PASSAGE PROVIDED:

President Nursultan Nazarbaev has officially declared the beginning of a new stage of democratic reform in Kazakhstan. This week, he signed two decrees on elections. According to the decrees, "akims" or governors of villages and districts will be elected instead of being appointed by the president. Opposition members and independent experts say Nazarbaev's step is nothing but an attempt to weaken the opposition and improve his image ahead of hearings on the "Kazakhgate" bribery case, expected to resume in January in New York.
9 December 2004 (RFE/RL) -- Nazarbaev signed two decrees on 6 December that his administration says are aimed at reforming the political system and decentralizing power.
The first decree says polls to elect "akims" or village governors will take place in all Kazakh villages from August 2005 through the end of 2007.
The second decree says elections of akims will take place in some districts in August 2005 as an experiment. The Central Election Commission is to choose the districts and work out ways to test hold polls. Also, the governors of regions and the cities of Astana and Almaty will still be appointed by president.
Bagila Baymagambetova, a member of parliament from the Nazarbaev's "Otan" party, tells RFE/RL Kazakh Service that the president spoke about upcoming reforms at a recent party meeting. Referring to his speech, Baymagambetova says elections of regional and city governors are also likely to be introduced in the near future.

DATA SECTION:

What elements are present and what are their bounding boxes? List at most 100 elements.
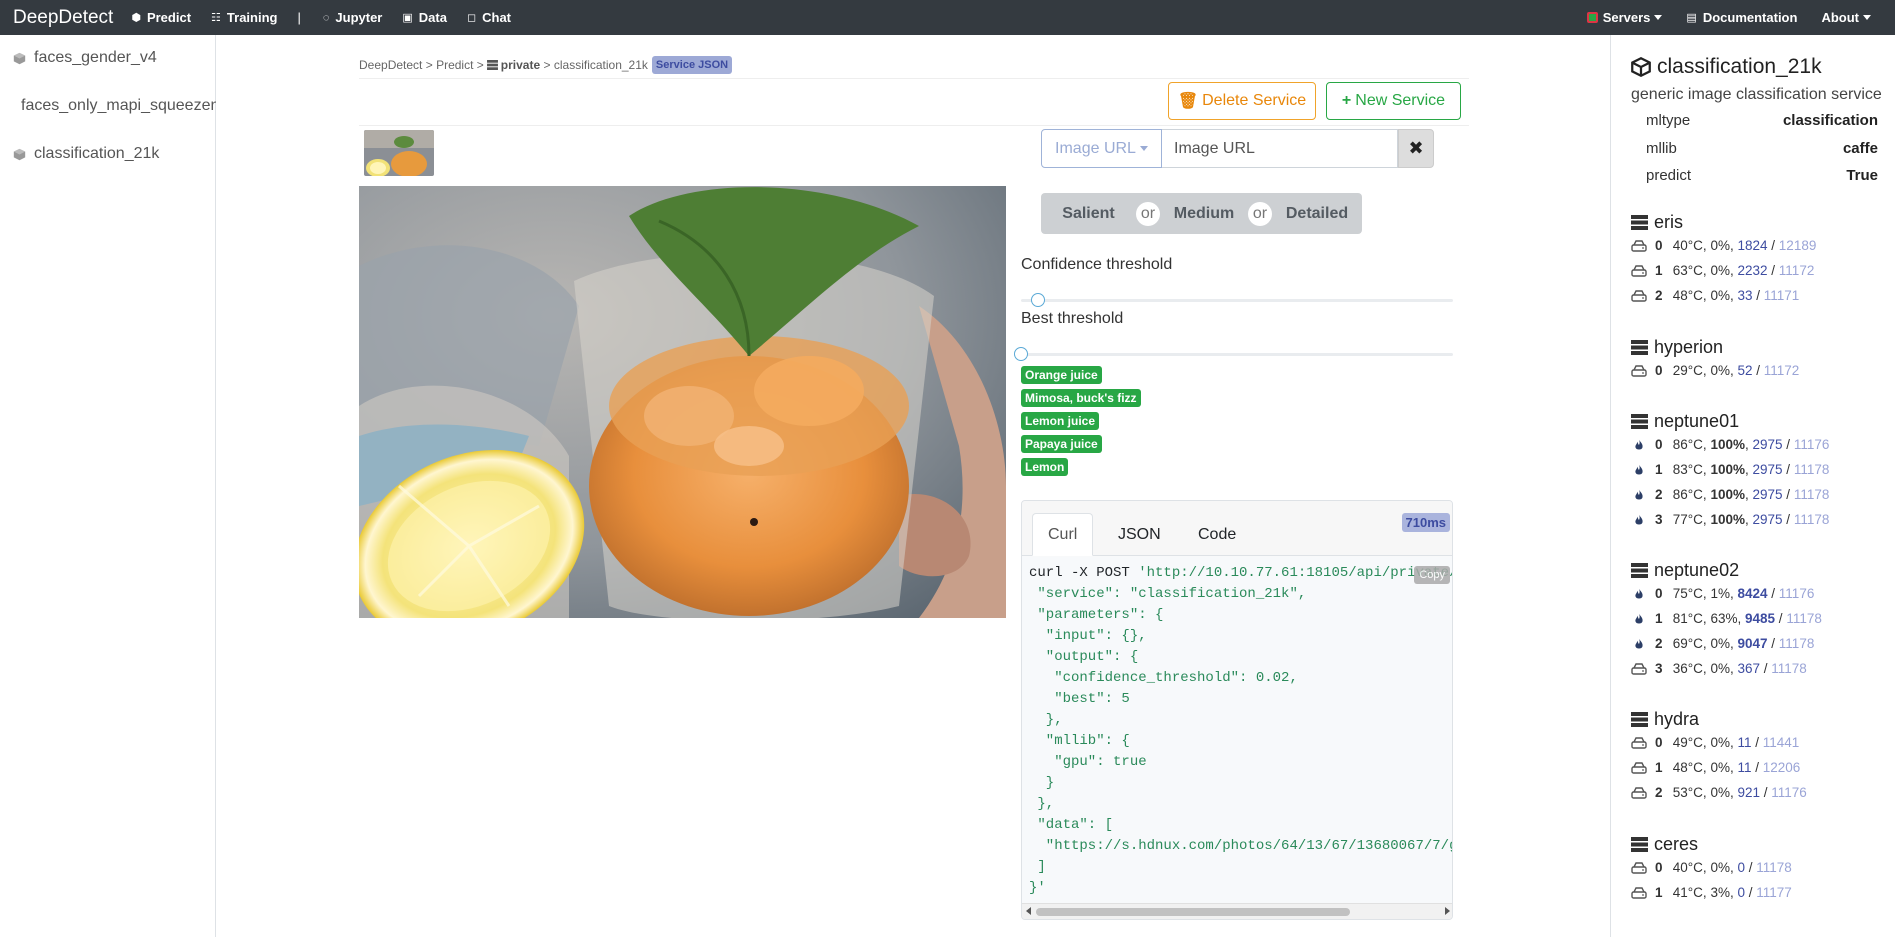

==

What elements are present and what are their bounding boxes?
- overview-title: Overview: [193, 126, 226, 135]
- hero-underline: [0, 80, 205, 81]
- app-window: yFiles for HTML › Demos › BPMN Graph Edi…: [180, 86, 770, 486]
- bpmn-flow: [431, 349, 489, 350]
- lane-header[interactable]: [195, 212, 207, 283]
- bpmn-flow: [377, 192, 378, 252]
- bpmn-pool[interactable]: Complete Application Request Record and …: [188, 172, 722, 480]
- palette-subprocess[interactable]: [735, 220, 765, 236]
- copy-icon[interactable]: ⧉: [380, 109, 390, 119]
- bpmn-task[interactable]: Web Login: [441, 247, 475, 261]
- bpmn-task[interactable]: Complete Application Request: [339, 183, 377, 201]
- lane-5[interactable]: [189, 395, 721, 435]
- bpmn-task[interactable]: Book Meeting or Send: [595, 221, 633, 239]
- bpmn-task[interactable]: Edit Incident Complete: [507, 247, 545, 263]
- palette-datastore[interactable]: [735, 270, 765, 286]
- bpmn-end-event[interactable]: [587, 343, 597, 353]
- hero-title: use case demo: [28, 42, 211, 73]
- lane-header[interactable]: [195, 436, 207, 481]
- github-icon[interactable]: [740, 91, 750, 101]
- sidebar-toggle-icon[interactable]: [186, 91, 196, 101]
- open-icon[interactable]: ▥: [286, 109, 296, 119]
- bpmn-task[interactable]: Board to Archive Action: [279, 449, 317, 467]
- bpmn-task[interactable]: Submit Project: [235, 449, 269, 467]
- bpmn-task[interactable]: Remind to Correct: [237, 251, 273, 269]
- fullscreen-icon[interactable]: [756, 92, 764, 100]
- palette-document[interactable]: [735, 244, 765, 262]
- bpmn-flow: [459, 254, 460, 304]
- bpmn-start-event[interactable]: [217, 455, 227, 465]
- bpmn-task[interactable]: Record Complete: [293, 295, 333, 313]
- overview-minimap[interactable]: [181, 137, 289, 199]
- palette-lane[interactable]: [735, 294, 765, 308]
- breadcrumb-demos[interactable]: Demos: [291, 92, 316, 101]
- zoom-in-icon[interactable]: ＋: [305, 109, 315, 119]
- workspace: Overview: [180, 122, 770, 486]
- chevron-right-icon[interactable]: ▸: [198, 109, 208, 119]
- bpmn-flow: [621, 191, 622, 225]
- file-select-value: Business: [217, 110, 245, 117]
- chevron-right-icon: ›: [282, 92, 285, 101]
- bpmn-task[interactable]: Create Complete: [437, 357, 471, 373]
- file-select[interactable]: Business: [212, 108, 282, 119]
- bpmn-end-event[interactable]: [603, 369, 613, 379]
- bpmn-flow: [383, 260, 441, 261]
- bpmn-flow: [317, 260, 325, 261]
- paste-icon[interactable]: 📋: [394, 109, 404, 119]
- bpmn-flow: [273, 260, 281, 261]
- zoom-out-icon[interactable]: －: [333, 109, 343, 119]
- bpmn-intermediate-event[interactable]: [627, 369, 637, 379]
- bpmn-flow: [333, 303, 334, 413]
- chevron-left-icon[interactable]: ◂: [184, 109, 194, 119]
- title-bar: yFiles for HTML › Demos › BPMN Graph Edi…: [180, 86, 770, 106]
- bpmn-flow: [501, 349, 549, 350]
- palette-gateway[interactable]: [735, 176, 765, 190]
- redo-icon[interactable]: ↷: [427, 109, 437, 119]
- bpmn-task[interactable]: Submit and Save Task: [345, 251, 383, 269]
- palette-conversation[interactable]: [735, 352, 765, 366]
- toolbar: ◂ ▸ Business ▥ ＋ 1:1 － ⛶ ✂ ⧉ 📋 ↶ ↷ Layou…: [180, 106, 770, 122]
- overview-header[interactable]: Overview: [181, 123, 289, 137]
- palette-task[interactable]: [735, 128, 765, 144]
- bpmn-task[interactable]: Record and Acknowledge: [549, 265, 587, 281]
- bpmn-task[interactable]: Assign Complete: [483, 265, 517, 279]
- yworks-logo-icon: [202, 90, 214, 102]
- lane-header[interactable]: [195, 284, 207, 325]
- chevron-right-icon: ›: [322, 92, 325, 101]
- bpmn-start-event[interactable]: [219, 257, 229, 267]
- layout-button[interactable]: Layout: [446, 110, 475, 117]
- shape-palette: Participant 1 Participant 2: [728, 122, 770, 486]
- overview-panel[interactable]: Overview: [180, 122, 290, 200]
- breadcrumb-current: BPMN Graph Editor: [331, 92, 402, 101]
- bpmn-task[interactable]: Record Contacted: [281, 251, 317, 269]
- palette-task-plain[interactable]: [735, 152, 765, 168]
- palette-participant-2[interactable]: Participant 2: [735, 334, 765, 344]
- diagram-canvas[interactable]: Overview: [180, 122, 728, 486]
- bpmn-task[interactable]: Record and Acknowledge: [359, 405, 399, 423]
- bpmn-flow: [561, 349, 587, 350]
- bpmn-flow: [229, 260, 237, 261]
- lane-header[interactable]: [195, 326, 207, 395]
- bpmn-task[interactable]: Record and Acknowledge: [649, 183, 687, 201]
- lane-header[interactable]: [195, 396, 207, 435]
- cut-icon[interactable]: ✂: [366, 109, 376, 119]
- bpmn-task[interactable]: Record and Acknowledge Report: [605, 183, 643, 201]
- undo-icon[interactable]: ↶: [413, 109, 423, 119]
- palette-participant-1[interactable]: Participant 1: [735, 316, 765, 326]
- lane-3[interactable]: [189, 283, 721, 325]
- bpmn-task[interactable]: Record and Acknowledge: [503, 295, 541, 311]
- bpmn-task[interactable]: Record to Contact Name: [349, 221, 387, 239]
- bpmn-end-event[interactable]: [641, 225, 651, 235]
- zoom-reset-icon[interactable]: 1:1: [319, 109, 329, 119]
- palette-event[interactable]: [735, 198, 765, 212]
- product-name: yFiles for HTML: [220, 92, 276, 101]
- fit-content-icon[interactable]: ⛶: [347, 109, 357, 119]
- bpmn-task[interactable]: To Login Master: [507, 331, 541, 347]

SHORT TASK:
Please check the article on Kazakhstan's election decrees: over what period does the first decree say village akims will be elected? You can leave the data aside.

FULL SOLUTION:
From August 2005 through the end of 2007.